====== 所给文本 ======

Soul 网关源码学习(8) - HTTP 长轮询数据同步机制 (1)

HTTP 长轮询机制原理

HTTP 轮询技术有一个前置条件,HTTP 客户端认为 HTTP 服务端上 HTTP 客户端关注的资源会经常发生改变,轮询就是在 HTTP 通讯场景下从 HTTP 客户端出发的一种数据同步的机制,其工作原理是 HTTP 客户端发送一次请求到 HTTP 服务端,以获取 HTTP 服务端最新的数据,轮询按照其工作机制的不同分为:

  • 短轮询

HTTP 短轮询的基本思路就是 HTTP 客户端每隔一段时间(通常这个时间间隔设置都比较短)向 HTTP 服务器发送 HTTP 请求,服务器端在收到请求后,不论是否有数据更新,都直接进行响应,本质上还是 HTTP 客户端发送请求,服务器接受请求的一个过程,通过让 HTTP 客户端不断地发送请求,使得
HTTP 客户端能够模拟实时地收到服务器端的数据的变化(HTTP 客户端 “感知” HTTP 服务端数据变化的及时性取决于每两次 HTTP 客户端到 HTTP 服务端请求的间隔时间间隔时间越短,数据不一致的风险越小)。

====== 数据 ======

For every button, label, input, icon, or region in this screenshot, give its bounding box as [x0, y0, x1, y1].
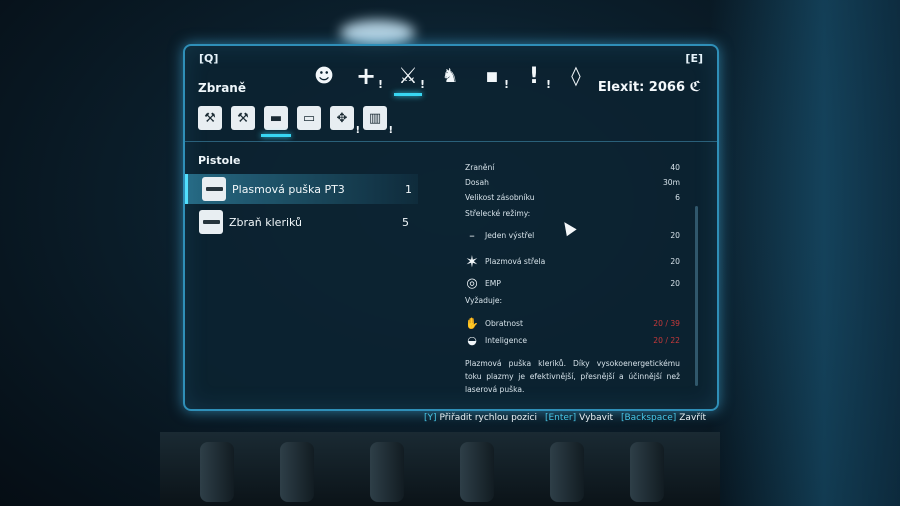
- crossed-weapons-icon: ⚔: [398, 63, 418, 89]
- subtab-axes[interactable]: ⚒: [231, 106, 255, 130]
- section-title: Zbraně: [198, 81, 246, 95]
- fire-mode-row: ◎ EMP 20: [466, 276, 680, 291]
- fire-modes-title: Střelecké režimy:: [465, 209, 531, 218]
- hand-icon: ✋: [465, 317, 479, 330]
- pistol-icon: ▬: [269, 110, 283, 126]
- weapon-count: 5: [402, 215, 409, 229]
- subtab-ammo[interactable]: ▥ !: [363, 106, 393, 136]
- subtab-swords[interactable]: ⚒: [198, 106, 222, 130]
- tab-crystals[interactable]: ◊: [559, 58, 593, 94]
- requirement-row: ✋ Obratnost 20 / 39: [465, 317, 680, 330]
- new-item-mark: !: [388, 125, 393, 136]
- fire-mode-row: ✶ Plazmová střela 20: [465, 252, 680, 271]
- tab-armor[interactable]: ♞: [433, 58, 467, 94]
- armor-icon: ♞: [441, 65, 459, 87]
- elexit-currency-icon: ℭ: [689, 79, 701, 95]
- tab-mask[interactable]: ☻: [307, 58, 341, 94]
- dash-icon: –: [469, 229, 475, 242]
- background-scenery: [710, 0, 900, 506]
- subtab-pistols[interactable]: ▬: [261, 106, 291, 137]
- new-item-mark: !: [377, 78, 383, 91]
- details-scrollbar[interactable]: [695, 206, 698, 386]
- hint-close[interactable]: [Backspace] Zavřít: [621, 413, 706, 423]
- quest-icon: !: [528, 63, 540, 89]
- medkit-plus-icon: +: [355, 62, 377, 90]
- subtab-rifles[interactable]: ▭: [297, 106, 321, 130]
- tab-quests[interactable]: ! !: [517, 58, 551, 94]
- inventory-panel: [Q] [E] ☻ + ! ⚔ ! ♞ ◼ ! ! ! ◊ Zbraně Ele…: [183, 44, 719, 411]
- background-floor: [160, 432, 720, 506]
- stat-row: Velikost zásobníku 6: [465, 193, 680, 202]
- weapon-description: Plazmová puška kleriků. Díky vysokoenerg…: [465, 359, 680, 394]
- elexit-balance: Elexit: 2066 ℭ: [597, 79, 701, 95]
- sword-icon: ⚒: [204, 110, 216, 126]
- new-item-mark: !: [355, 125, 360, 136]
- subtab-grenades[interactable]: ✥ !: [330, 106, 360, 136]
- ammo-icon: ▥: [368, 110, 382, 126]
- stat-row: Zranění 40: [465, 163, 680, 172]
- crate-icon: ◼: [485, 67, 499, 85]
- cleric-gun-icon: [199, 210, 223, 234]
- grenade-icon: ✥: [336, 110, 348, 126]
- next-tab-key[interactable]: [E]: [685, 52, 703, 65]
- tab-medkit[interactable]: + !: [349, 58, 383, 94]
- requirement-row: ◒ Inteligence 20 / 22: [465, 334, 680, 347]
- requires-title: Vyžaduje:: [465, 296, 503, 305]
- rifle-icon: ▭: [302, 110, 316, 126]
- head-icon: ◒: [467, 334, 477, 347]
- new-item-mark: !: [545, 78, 551, 91]
- background-light: [340, 20, 415, 46]
- weapon-name: Plasmová puška PT3: [232, 182, 345, 196]
- weapon-row-cleric-gun[interactable]: Zbraň kleriků 5: [185, 207, 415, 237]
- axe-icon: ⚒: [237, 110, 249, 126]
- list-category-title: Pistole: [198, 154, 241, 167]
- plasma-burst-icon: ✶: [465, 252, 479, 271]
- tab-items[interactable]: ◼ !: [475, 58, 509, 94]
- weapon-row-plasma-rifle[interactable]: Plasmová puška PT3 1: [185, 174, 418, 204]
- mask-icon: ☻: [314, 65, 334, 87]
- emp-icon: ◎: [466, 276, 478, 291]
- control-hints: [Y] Přiřadit rychlou pozici [Enter] Vybavi…: [424, 413, 706, 423]
- weapon-name: Zbraň kleriků: [229, 215, 303, 229]
- tab-weapons[interactable]: ⚔ !: [391, 58, 425, 96]
- hint-quick-slot[interactable]: [Y] Přiřadit rychlou pozici: [424, 413, 537, 423]
- stat-row: Dosah 30m: [465, 178, 680, 187]
- crystal-icon: ◊: [571, 65, 581, 87]
- divider: [185, 141, 717, 142]
- new-item-mark: !: [503, 78, 509, 91]
- hint-equip[interactable]: [Enter] Vybavit: [545, 413, 613, 423]
- new-item-mark: !: [419, 78, 425, 91]
- plasma-rifle-icon: [202, 177, 226, 201]
- prev-tab-key[interactable]: [Q]: [199, 52, 218, 65]
- weapon-count: 1: [405, 182, 412, 196]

======

* [任务说明]:
把上面那篇讲 Soul 网关 HTTP 长轮询数据同步的文本一字不差地完整重复一遍。

* [练习输出]:
Soul 网关源码学习(8) - HTTP 长轮询数据同步机制 (1)

HTTP 长轮询机制原理

HTTP 轮询技术有一个前置条件,HTTP 客户端认为 HTTP 服务端上 HTTP 客户端关注的资源会经常发生改变,轮询就是在 HTTP 通讯场景下从 HTTP 客户端出发的一种数据同步的机制,其工作原理是 HTTP 客户端发送一次请求到 HTTP 服务端,以获取 HTTP 服务端最新的数据,轮询按照其工作机制的不同分为:

  • 短轮询

HTTP 短轮询的基本思路就是 HTTP 客户端每隔一段时间(通常这个时间间隔设置都比较短)向 HTTP 服务器发送 HTTP 请求,服务器端在收到请求后,不论是否有数据更新,都直接进行响应,本质上还是 HTTP 客户端发送请求,服务器接受请求的一个过程,通过让 HTTP 客户端不断地发送请求,使得
HTTP 客户端能够模拟实时地收到服务器端的数据的变化(HTTP 客户端 “感知” HTTP 服务端数据变化的及时性取决于每两次 HTTP 客户端到 HTTP 服务端请求的间隔时间间隔时间越短,数据不一致的风险越小)。